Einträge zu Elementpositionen
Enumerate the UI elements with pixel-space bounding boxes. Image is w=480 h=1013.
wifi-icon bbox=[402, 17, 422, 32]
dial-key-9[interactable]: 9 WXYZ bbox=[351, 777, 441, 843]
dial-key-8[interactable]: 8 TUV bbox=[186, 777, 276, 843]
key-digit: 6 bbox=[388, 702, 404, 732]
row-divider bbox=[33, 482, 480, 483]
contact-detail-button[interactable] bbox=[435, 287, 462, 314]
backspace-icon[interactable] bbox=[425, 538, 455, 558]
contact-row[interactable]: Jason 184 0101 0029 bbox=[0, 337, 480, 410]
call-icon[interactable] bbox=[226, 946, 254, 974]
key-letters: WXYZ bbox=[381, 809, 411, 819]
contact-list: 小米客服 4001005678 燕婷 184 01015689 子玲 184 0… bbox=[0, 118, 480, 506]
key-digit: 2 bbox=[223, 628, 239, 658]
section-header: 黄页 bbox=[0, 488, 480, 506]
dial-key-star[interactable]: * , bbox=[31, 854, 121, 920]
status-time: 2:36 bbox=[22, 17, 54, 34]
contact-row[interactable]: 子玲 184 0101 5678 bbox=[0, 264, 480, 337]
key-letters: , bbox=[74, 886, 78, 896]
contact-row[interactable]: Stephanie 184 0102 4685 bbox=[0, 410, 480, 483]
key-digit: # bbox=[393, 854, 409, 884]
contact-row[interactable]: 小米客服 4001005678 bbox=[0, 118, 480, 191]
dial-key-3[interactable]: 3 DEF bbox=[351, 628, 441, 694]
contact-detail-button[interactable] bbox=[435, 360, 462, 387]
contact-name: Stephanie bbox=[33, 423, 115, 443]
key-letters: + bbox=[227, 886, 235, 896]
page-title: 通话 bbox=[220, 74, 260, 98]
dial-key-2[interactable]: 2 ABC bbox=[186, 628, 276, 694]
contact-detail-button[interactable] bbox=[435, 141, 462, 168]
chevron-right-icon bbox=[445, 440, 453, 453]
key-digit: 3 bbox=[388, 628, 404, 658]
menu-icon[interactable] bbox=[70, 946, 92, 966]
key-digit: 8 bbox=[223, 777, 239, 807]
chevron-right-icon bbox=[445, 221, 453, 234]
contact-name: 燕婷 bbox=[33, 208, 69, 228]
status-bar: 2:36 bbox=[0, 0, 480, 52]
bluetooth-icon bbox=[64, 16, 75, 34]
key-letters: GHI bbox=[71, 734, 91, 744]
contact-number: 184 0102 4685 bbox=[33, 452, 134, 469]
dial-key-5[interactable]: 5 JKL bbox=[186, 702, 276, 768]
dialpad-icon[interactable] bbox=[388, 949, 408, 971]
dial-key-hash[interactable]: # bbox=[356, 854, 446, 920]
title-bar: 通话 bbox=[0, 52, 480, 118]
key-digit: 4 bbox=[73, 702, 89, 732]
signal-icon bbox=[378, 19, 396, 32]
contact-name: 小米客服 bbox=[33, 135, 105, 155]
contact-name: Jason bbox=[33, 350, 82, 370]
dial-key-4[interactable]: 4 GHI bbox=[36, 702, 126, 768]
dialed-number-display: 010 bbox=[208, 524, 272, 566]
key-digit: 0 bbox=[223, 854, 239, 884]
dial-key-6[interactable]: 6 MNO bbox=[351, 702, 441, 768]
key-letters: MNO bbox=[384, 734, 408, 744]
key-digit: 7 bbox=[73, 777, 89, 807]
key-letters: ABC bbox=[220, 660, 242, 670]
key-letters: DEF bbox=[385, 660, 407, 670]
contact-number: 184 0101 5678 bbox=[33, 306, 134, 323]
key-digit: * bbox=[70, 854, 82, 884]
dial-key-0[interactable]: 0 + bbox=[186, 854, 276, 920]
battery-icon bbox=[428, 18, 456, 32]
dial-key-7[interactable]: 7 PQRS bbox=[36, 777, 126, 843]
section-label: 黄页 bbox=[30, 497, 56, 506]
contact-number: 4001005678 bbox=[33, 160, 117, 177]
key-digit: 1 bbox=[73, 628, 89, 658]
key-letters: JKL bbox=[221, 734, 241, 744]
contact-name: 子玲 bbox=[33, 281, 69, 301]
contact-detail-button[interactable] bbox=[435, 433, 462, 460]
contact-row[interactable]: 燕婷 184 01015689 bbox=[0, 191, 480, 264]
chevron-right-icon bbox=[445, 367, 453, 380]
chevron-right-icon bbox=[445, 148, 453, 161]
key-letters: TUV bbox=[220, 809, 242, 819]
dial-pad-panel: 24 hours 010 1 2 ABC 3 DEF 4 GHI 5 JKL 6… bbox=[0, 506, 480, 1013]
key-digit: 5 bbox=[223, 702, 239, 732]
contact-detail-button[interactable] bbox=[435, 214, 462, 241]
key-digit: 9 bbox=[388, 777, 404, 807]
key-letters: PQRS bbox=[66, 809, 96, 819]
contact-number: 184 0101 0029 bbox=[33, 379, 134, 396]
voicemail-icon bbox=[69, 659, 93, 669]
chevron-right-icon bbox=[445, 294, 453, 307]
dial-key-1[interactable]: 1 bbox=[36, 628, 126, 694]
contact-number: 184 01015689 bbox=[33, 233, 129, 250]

Kurze Aufgabe = Gib die obigen Daten noch einmal vollständig wieder und setze dabei überall „arrow-right-icon“ an die Stelle von „chevron-right-icon“. Alles andere bleibt gleich.

Lösung der Übung =
Enumerate the UI elements with pixel-space bounding boxes. Image is w=480 h=1013.
wifi-icon bbox=[402, 17, 422, 32]
dial-key-9[interactable]: 9 WXYZ bbox=[351, 777, 441, 843]
dial-key-8[interactable]: 8 TUV bbox=[186, 777, 276, 843]
key-digit: 6 bbox=[388, 702, 404, 732]
row-divider bbox=[33, 482, 480, 483]
contact-detail-button[interactable] bbox=[435, 287, 462, 314]
backspace-icon[interactable] bbox=[425, 538, 455, 558]
contact-row[interactable]: Jason 184 0101 0029 bbox=[0, 337, 480, 410]
call-icon[interactable] bbox=[226, 946, 254, 974]
key-letters: WXYZ bbox=[381, 809, 411, 819]
contact-list: 小米客服 4001005678 燕婷 184 01015689 子玲 184 0… bbox=[0, 118, 480, 506]
key-digit: 2 bbox=[223, 628, 239, 658]
section-header: 黄页 bbox=[0, 488, 480, 506]
dial-key-star[interactable]: * , bbox=[31, 854, 121, 920]
status-time: 2:36 bbox=[22, 17, 54, 34]
contact-row[interactable]: 子玲 184 0101 5678 bbox=[0, 264, 480, 337]
key-letters: , bbox=[74, 886, 78, 896]
contact-row[interactable]: Stephanie 184 0102 4685 bbox=[0, 410, 480, 483]
key-digit: # bbox=[393, 854, 409, 884]
contact-row[interactable]: 小米客服 4001005678 bbox=[0, 118, 480, 191]
dial-key-3[interactable]: 3 DEF bbox=[351, 628, 441, 694]
contact-detail-button[interactable] bbox=[435, 360, 462, 387]
contact-name: Stephanie bbox=[33, 423, 115, 443]
key-letters: + bbox=[227, 886, 235, 896]
page-title: 通话 bbox=[220, 74, 260, 98]
dial-key-2[interactable]: 2 ABC bbox=[186, 628, 276, 694]
contact-detail-button[interactable] bbox=[435, 141, 462, 168]
arrow-right-icon bbox=[445, 440, 453, 453]
key-digit: 3 bbox=[388, 628, 404, 658]
menu-icon[interactable] bbox=[70, 946, 92, 966]
key-digit: 8 bbox=[223, 777, 239, 807]
arrow-right-icon bbox=[445, 221, 453, 234]
contact-name: 燕婷 bbox=[33, 208, 69, 228]
status-bar: 2:36 bbox=[0, 0, 480, 52]
bluetooth-icon bbox=[64, 16, 75, 34]
key-letters: GHI bbox=[71, 734, 91, 744]
contact-number: 184 0102 4685 bbox=[33, 452, 134, 469]
dial-key-5[interactable]: 5 JKL bbox=[186, 702, 276, 768]
dialpad-icon[interactable] bbox=[388, 949, 408, 971]
dial-key-hash[interactable]: # bbox=[356, 854, 446, 920]
title-bar: 通话 bbox=[0, 52, 480, 118]
key-digit: 4 bbox=[73, 702, 89, 732]
signal-icon bbox=[378, 19, 396, 32]
contact-name: 小米客服 bbox=[33, 135, 105, 155]
contact-name: Jason bbox=[33, 350, 82, 370]
dial-key-4[interactable]: 4 GHI bbox=[36, 702, 126, 768]
dialed-number-display: 010 bbox=[208, 524, 272, 566]
key-digit: 0 bbox=[223, 854, 239, 884]
dial-key-6[interactable]: 6 MNO bbox=[351, 702, 441, 768]
key-letters: MNO bbox=[384, 734, 408, 744]
key-digit: 7 bbox=[73, 777, 89, 807]
key-letters: ABC bbox=[220, 660, 242, 670]
key-letters: DEF bbox=[385, 660, 407, 670]
contact-number: 184 0101 5678 bbox=[33, 306, 134, 323]
key-digit: * bbox=[70, 854, 82, 884]
dial-key-0[interactable]: 0 + bbox=[186, 854, 276, 920]
battery-icon bbox=[428, 18, 456, 32]
dial-key-7[interactable]: 7 PQRS bbox=[36, 777, 126, 843]
section-label: 黄页 bbox=[30, 497, 56, 506]
contact-number: 4001005678 bbox=[33, 160, 117, 177]
key-digit: 1 bbox=[73, 628, 89, 658]
key-letters: JKL bbox=[221, 734, 241, 744]
contact-name: 子玲 bbox=[33, 281, 69, 301]
contact-detail-button[interactable] bbox=[435, 433, 462, 460]
contact-row[interactable]: 燕婷 184 01015689 bbox=[0, 191, 480, 264]
arrow-right-icon bbox=[445, 367, 453, 380]
arrow-right-icon bbox=[445, 148, 453, 161]
key-letters: TUV bbox=[220, 809, 242, 819]
dial-pad-panel: 24 hours 010 1 2 ABC 3 DEF 4 GHI 5 JKL 6… bbox=[0, 506, 480, 1013]
key-digit: 5 bbox=[223, 702, 239, 732]
contact-detail-button[interactable] bbox=[435, 214, 462, 241]
key-digit: 9 bbox=[388, 777, 404, 807]
key-letters: PQRS bbox=[66, 809, 96, 819]
contact-number: 184 0101 0029 bbox=[33, 379, 134, 396]
voicemail-icon bbox=[69, 659, 93, 669]
arrow-right-icon bbox=[445, 294, 453, 307]
dial-key-1[interactable]: 1 bbox=[36, 628, 126, 694]
contact-number: 184 01015689 bbox=[33, 233, 129, 250]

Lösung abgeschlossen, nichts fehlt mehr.